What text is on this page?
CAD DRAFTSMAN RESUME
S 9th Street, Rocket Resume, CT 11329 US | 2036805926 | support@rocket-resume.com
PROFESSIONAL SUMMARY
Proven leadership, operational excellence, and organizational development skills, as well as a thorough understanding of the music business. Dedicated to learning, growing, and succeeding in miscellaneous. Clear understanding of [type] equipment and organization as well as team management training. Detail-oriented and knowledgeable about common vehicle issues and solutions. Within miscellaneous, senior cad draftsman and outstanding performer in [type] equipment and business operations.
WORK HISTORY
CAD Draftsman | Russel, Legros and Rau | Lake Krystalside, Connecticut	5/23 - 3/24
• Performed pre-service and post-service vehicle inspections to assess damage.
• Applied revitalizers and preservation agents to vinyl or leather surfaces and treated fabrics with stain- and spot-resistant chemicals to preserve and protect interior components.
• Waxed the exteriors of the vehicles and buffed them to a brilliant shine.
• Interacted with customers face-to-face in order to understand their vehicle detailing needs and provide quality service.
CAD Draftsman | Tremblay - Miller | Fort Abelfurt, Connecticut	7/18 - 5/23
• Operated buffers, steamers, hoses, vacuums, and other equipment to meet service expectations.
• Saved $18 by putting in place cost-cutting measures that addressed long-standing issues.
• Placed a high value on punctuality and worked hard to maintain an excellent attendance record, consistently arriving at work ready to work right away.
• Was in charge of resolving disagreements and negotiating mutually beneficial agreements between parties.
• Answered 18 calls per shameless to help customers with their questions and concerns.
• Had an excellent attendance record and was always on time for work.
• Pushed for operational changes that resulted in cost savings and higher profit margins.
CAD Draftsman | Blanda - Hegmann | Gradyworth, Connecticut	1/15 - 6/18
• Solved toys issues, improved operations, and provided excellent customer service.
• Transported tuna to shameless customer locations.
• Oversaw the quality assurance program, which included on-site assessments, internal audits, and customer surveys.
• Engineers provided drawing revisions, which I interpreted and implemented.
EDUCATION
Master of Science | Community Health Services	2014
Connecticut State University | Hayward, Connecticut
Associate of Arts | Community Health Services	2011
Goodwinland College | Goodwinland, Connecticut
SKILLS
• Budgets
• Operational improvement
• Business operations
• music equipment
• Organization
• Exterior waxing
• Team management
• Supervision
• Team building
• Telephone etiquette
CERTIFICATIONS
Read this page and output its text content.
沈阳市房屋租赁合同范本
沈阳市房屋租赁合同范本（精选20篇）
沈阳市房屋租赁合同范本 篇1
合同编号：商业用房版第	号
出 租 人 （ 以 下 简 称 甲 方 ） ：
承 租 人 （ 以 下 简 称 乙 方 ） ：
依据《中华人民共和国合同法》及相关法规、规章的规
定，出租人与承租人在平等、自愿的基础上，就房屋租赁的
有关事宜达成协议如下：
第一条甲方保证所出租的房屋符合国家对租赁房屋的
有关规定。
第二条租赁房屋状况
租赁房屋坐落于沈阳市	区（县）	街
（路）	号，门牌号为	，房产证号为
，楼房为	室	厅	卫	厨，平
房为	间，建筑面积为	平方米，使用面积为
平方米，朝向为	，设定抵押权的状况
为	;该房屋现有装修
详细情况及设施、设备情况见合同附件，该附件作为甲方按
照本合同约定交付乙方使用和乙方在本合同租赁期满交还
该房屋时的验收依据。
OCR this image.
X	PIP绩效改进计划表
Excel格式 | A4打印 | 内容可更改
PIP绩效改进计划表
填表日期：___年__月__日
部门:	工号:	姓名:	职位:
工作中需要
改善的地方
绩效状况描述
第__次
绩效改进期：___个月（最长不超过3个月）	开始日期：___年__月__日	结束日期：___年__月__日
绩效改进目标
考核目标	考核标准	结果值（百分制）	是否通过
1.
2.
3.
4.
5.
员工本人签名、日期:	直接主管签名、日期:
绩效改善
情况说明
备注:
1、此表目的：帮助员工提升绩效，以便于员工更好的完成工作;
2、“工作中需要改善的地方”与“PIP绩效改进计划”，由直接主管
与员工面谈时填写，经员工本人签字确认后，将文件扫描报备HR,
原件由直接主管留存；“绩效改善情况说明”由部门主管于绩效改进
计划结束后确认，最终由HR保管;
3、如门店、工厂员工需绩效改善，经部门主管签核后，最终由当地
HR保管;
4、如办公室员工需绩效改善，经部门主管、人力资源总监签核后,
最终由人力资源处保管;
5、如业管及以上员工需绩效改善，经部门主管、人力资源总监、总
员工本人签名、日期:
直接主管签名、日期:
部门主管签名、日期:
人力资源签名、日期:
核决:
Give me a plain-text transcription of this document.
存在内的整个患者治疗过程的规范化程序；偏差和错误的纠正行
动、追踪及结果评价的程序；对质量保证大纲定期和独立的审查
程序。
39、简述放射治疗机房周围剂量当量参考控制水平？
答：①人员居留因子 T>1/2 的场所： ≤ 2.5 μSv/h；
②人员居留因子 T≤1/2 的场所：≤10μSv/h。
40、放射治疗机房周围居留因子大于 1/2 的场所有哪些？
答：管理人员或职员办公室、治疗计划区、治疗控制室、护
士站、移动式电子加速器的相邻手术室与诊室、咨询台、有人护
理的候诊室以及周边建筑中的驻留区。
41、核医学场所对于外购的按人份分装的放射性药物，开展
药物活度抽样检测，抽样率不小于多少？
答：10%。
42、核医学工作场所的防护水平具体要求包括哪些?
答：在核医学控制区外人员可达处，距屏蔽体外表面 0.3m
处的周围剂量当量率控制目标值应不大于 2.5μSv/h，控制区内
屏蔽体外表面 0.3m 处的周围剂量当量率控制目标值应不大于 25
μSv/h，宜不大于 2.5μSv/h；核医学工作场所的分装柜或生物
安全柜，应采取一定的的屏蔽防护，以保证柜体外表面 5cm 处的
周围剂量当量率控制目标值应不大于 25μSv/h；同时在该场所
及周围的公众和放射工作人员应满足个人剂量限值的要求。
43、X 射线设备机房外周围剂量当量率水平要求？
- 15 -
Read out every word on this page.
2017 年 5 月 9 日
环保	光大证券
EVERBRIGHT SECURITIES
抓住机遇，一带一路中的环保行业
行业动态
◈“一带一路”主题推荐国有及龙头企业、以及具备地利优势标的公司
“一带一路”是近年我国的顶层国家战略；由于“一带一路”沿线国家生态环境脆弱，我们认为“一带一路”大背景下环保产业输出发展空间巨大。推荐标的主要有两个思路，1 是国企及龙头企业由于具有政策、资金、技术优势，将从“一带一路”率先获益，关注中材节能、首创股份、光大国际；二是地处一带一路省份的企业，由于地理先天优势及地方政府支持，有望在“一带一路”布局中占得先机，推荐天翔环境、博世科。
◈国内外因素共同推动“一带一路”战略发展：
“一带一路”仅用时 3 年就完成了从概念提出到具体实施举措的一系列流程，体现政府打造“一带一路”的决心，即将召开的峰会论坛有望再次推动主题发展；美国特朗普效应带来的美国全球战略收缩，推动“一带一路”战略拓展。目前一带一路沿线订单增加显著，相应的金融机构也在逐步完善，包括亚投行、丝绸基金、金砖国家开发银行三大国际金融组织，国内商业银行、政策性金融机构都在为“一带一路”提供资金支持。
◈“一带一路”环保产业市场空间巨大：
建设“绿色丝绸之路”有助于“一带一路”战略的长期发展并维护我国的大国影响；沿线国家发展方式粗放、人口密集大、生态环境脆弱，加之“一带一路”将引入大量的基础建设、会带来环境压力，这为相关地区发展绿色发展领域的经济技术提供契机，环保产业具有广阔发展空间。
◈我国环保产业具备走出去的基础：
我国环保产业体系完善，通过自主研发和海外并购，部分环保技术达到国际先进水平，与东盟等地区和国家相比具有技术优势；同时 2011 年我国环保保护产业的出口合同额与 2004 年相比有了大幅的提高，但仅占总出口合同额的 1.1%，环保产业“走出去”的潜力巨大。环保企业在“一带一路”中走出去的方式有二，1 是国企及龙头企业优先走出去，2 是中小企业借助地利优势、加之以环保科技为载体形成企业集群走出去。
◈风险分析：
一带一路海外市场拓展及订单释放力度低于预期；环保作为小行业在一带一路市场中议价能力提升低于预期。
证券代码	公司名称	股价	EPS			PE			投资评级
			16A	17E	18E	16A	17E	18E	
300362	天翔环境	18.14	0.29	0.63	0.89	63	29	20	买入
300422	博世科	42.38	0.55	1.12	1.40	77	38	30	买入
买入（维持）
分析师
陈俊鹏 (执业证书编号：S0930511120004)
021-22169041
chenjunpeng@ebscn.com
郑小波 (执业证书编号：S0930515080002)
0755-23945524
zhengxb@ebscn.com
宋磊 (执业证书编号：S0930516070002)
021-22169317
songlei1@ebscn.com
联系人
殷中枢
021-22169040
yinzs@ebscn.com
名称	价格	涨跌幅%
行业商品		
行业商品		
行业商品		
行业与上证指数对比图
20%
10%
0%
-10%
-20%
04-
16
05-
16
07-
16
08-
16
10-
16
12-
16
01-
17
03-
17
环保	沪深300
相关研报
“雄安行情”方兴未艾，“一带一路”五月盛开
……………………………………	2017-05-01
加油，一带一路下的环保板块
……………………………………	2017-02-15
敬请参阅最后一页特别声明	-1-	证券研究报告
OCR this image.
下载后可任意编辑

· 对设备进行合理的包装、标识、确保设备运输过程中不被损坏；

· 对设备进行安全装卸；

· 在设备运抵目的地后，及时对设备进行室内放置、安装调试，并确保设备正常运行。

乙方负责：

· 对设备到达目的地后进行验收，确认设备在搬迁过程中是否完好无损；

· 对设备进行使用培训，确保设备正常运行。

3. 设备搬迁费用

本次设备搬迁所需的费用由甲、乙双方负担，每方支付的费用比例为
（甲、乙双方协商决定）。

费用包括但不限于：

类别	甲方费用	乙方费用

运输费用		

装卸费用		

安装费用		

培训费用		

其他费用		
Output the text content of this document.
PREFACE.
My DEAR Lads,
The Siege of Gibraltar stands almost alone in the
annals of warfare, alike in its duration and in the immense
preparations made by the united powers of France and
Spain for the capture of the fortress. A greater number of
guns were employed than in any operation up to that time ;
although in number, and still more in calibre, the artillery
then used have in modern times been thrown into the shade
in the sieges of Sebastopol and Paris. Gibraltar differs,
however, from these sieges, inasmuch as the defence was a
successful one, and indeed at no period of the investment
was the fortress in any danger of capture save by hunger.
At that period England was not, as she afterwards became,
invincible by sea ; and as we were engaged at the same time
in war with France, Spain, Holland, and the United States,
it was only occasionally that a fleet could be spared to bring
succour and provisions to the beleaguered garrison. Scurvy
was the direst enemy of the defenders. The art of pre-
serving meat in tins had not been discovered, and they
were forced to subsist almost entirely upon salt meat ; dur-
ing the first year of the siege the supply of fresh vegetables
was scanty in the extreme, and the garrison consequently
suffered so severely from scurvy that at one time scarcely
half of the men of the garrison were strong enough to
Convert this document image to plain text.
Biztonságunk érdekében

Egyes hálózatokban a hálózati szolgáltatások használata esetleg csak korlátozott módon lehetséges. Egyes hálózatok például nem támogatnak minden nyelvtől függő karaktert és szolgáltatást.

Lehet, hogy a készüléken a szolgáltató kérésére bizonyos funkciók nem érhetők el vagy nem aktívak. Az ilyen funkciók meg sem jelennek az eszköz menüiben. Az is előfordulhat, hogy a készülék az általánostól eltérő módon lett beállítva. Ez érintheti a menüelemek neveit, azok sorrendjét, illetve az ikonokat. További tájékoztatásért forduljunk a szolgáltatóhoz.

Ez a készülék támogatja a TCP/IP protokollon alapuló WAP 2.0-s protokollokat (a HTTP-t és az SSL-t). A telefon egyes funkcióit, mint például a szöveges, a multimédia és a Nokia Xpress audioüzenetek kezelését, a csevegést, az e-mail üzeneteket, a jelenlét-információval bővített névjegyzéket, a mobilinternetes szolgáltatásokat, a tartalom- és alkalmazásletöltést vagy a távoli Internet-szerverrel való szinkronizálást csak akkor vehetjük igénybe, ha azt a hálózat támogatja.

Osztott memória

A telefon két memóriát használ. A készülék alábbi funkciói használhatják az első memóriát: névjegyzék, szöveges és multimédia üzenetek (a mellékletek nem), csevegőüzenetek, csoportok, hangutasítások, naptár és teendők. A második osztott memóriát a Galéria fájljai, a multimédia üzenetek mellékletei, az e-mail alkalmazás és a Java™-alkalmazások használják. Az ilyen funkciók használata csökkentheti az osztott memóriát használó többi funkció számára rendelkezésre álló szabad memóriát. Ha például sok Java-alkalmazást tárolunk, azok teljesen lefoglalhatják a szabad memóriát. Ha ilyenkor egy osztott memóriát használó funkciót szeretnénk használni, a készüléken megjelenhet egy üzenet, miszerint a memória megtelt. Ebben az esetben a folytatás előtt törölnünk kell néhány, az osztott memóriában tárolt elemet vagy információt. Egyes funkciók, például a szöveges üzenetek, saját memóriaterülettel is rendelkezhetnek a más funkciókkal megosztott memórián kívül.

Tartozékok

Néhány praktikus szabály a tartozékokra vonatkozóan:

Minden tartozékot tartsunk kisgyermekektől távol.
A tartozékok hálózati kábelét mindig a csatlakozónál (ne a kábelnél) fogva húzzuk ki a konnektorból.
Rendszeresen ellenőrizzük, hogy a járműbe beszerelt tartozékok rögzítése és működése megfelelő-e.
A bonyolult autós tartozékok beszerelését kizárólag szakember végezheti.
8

····················

Exercise objective: Determine how many lines of this listing contain "period", and give only the number.

Result of this task: 2